Data excerpts:
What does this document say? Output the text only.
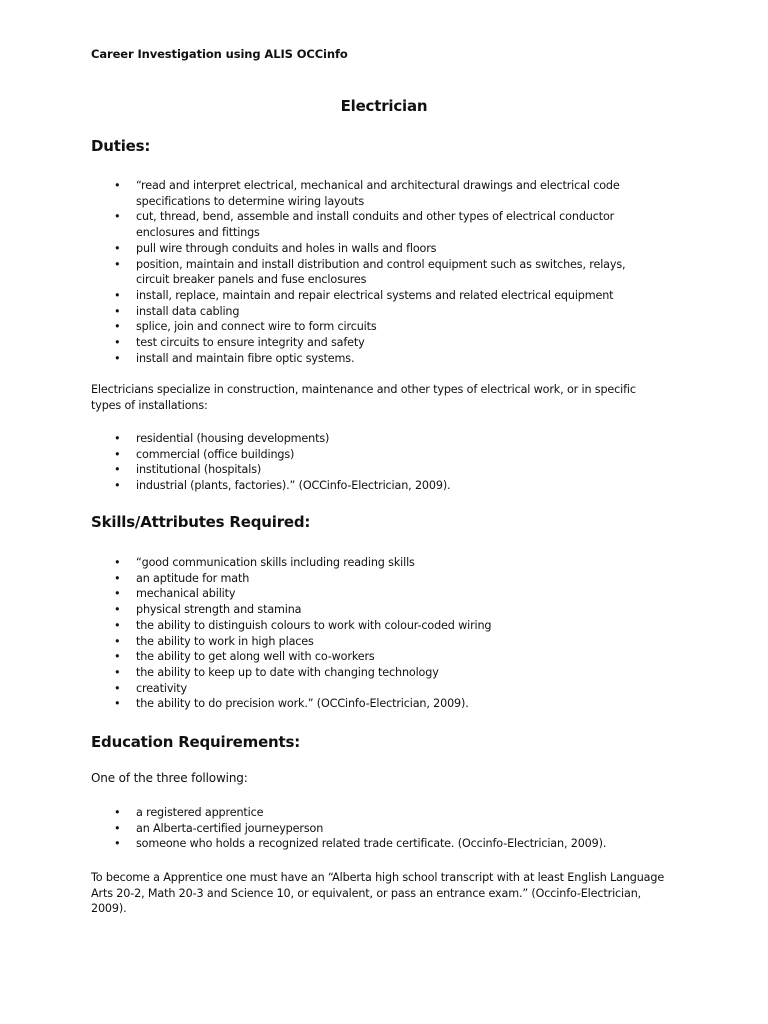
Career Investigation using ALIS OCCinfo
Electrician
Duties:
• “read and interpret electrical, mechanical and architectural drawings and electrical code specifications to determine wiring layouts
• cut, thread, bend, assemble and install conduits and other types of electrical conductor enclosures and fittings
• pull wire through conduits and holes in walls and floors
• position, maintain and install distribution and control equipment such as switches, relays, circuit breaker panels and fuse enclosures
• install, replace, maintain and repair electrical systems and related electrical equipment
• install data cabling
• splice, join and connect wire to form circuits
• test circuits to ensure integrity and safety
• install and maintain fibre optic systems.

Electricians specialize in construction, maintenance and other types of electrical work, or in specific types of installations:

• residential (housing developments)
• commercial (office buildings)
• institutional (hospitals)
• industrial (plants, factories).” (OCCinfo-Electrician, 2009).
Skills/Attributes Required:
• “good communication skills including reading skills
• an aptitude for math
• mechanical ability
• physical strength and stamina
• the ability to distinguish colours to work with colour-coded wiring
• the ability to work in high places
• the ability to get along well with co-workers
• the ability to keep up to date with changing technology
• creativity
• the ability to do precision work.” (OCCinfo-Electrician, 2009).
Education Requirements:

One of the three following:

• a registered apprentice
• an Alberta-certified journeyperson
• someone who holds a recognized related trade certificate. (Occinfo-Electrician, 2009).

To become a Apprentice one must have an “Alberta high school transcript with at least English Language Arts 20-2, Math 20-3 and Science 10, or equivalent, or pass an entrance exam.” (Occinfo-Electrician, 2009).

#### The problem
Exclude the pictures and repeat every other part of the records word for word.

#### Answer
What does this document say? Output the text only.
Career Investigation using ALIS OCCinfo
Electrician
Duties:
• “read and interpret electrical, mechanical and architectural drawings and electrical code specifications to determine wiring layouts
• cut, thread, bend, assemble and install conduits and other types of electrical conductor enclosures and fittings
• pull wire through conduits and holes in walls and floors
• position, maintain and install distribution and control equipment such as switches, relays, circuit breaker panels and fuse enclosures
• install, replace, maintain and repair electrical systems and related electrical equipment
• install data cabling
• splice, join and connect wire to form circuits
• test circuits to ensure integrity and safety
• install and maintain fibre optic systems.

Electricians specialize in construction, maintenance and other types of electrical work, or in specific types of installations:

• residential (housing developments)
• commercial (office buildings)
• institutional (hospitals)
• industrial (plants, factories).” (OCCinfo-Electrician, 2009).
Skills/Attributes Required:
• “good communication skills including reading skills
• an aptitude for math
• mechanical ability
• physical strength and stamina
• the ability to distinguish colours to work with colour-coded wiring
• the ability to work in high places
• the ability to get along well with co-workers
• the ability to keep up to date with changing technology
• creativity
• the ability to do precision work.” (OCCinfo-Electrician, 2009).
Education Requirements:

One of the three following:

• a registered apprentice
• an Alberta-certified journeyperson
• someone who holds a recognized related trade certificate. (Occinfo-Electrician, 2009).

To become a Apprentice one must have an “Alberta high school transcript with at least English Language Arts 20-2, Math 20-3 and Science 10, or equivalent, or pass an entrance exam.” (Occinfo-Electrician, 2009).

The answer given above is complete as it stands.